• _Your objective_: Print the entries below word for word; the pictures stay out of your copy.

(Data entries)
>> Begin

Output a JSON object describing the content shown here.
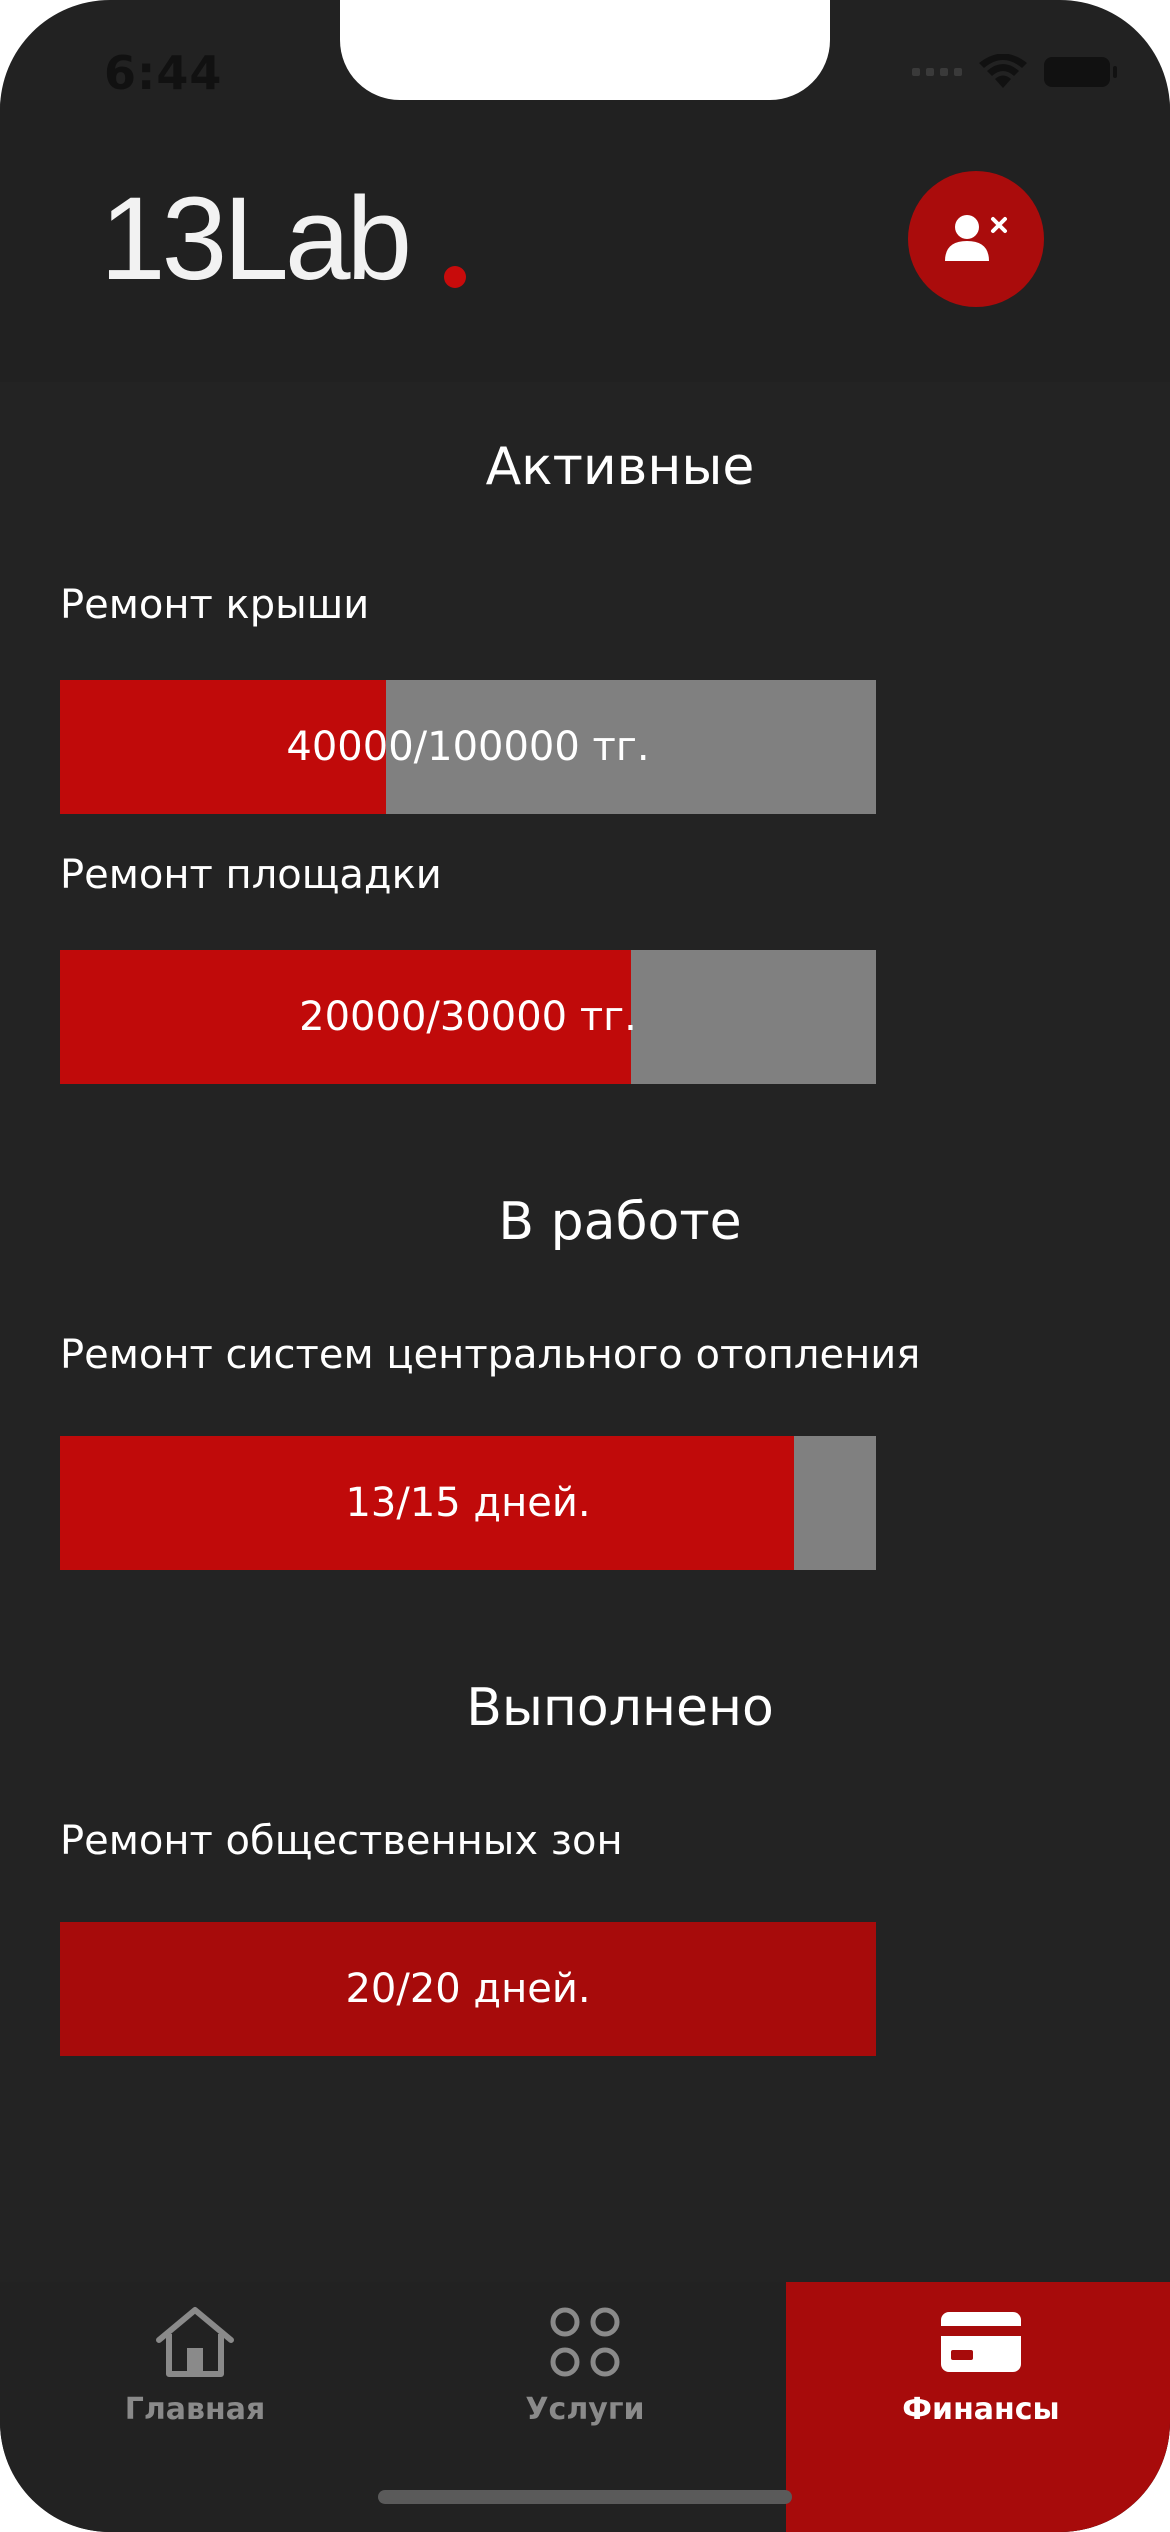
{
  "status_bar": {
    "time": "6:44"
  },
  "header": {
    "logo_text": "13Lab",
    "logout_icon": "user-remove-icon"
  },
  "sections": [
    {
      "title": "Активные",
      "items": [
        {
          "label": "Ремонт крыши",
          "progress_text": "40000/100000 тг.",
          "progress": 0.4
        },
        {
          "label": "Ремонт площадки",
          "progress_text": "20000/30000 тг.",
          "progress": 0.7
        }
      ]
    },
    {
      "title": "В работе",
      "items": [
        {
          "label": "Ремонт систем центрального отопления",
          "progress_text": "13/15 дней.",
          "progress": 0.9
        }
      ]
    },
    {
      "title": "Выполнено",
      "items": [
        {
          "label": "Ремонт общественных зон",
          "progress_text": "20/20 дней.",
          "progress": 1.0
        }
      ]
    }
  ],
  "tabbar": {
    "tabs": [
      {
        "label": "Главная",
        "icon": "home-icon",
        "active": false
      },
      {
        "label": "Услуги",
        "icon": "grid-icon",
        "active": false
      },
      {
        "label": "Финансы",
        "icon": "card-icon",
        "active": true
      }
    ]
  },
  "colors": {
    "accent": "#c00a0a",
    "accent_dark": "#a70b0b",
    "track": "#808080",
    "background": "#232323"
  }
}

>> End

• _Answer to the problem_:
Output a JSON object describing the content shown here.
{
  "status_bar": {
    "time": "6:44"
  },
  "header": {
    "logo_text": "13Lab",
    "logout_icon": "user-remove-icon"
  },
  "sections": [
    {
      "title": "Активные",
      "items": [
        {
          "label": "Ремонт крыши",
          "progress_text": "40000/100000 тг.",
          "progress": 0.4
        },
        {
          "label": "Ремонт площадки",
          "progress_text": "20000/30000 тг.",
          "progress": 0.7
        }
      ]
    },
    {
      "title": "В работе",
      "items": [
        {
          "label": "Ремонт систем центрального отопления",
          "progress_text": "13/15 дней.",
          "progress": 0.9
        }
      ]
    },
    {
      "title": "Выполнено",
      "items": [
        {
          "label": "Ремонт общественных зон",
          "progress_text": "20/20 дней.",
          "progress": 1.0
        }
      ]
    }
  ],
  "tabbar": {
    "tabs": [
      {
        "label": "Главная",
        "icon": "home-icon",
        "active": false
      },
      {
        "label": "Услуги",
        "icon": "grid-icon",
        "active": false
      },
      {
        "label": "Финансы",
        "icon": "card-icon",
        "active": true
      }
    ]
  },
  "colors": {
    "accent": "#c00a0a",
    "accent_dark": "#a70b0b",
    "track": "#808080",
    "background": "#232323"
  }
}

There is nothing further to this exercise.